— START OF Raw data —

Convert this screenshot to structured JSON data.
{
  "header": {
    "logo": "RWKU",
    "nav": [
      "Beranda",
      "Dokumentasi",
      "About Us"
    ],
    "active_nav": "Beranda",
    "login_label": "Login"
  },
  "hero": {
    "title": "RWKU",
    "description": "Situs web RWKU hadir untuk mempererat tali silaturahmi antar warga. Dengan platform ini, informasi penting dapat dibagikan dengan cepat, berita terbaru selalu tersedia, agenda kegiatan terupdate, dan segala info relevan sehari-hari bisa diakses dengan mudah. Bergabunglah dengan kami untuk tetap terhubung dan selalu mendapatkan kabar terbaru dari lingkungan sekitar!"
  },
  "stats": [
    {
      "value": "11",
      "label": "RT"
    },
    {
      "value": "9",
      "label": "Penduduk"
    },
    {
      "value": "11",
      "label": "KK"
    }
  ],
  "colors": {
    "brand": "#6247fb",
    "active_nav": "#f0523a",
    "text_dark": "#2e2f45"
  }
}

— END OF Raw data —

• [Task requirements]: Copy out all of the records above with nothing altered.

• [The completed task]:
Convert this screenshot to structured JSON data.
{
  "header": {
    "logo": "RWKU",
    "nav": [
      "Beranda",
      "Dokumentasi",
      "About Us"
    ],
    "active_nav": "Beranda",
    "login_label": "Login"
  },
  "hero": {
    "title": "RWKU",
    "description": "Situs web RWKU hadir untuk mempererat tali silaturahmi antar warga. Dengan platform ini, informasi penting dapat dibagikan dengan cepat, berita terbaru selalu tersedia, agenda kegiatan terupdate, dan segala info relevan sehari-hari bisa diakses dengan mudah. Bergabunglah dengan kami untuk tetap terhubung dan selalu mendapatkan kabar terbaru dari lingkungan sekitar!"
  },
  "stats": [
    {
      "value": "11",
      "label": "RT"
    },
    {
      "value": "9",
      "label": "Penduduk"
    },
    {
      "value": "11",
      "label": "KK"
    }
  ],
  "colors": {
    "brand": "#6247fb",
    "active_nav": "#f0523a",
    "text_dark": "#2e2f45"
  }
}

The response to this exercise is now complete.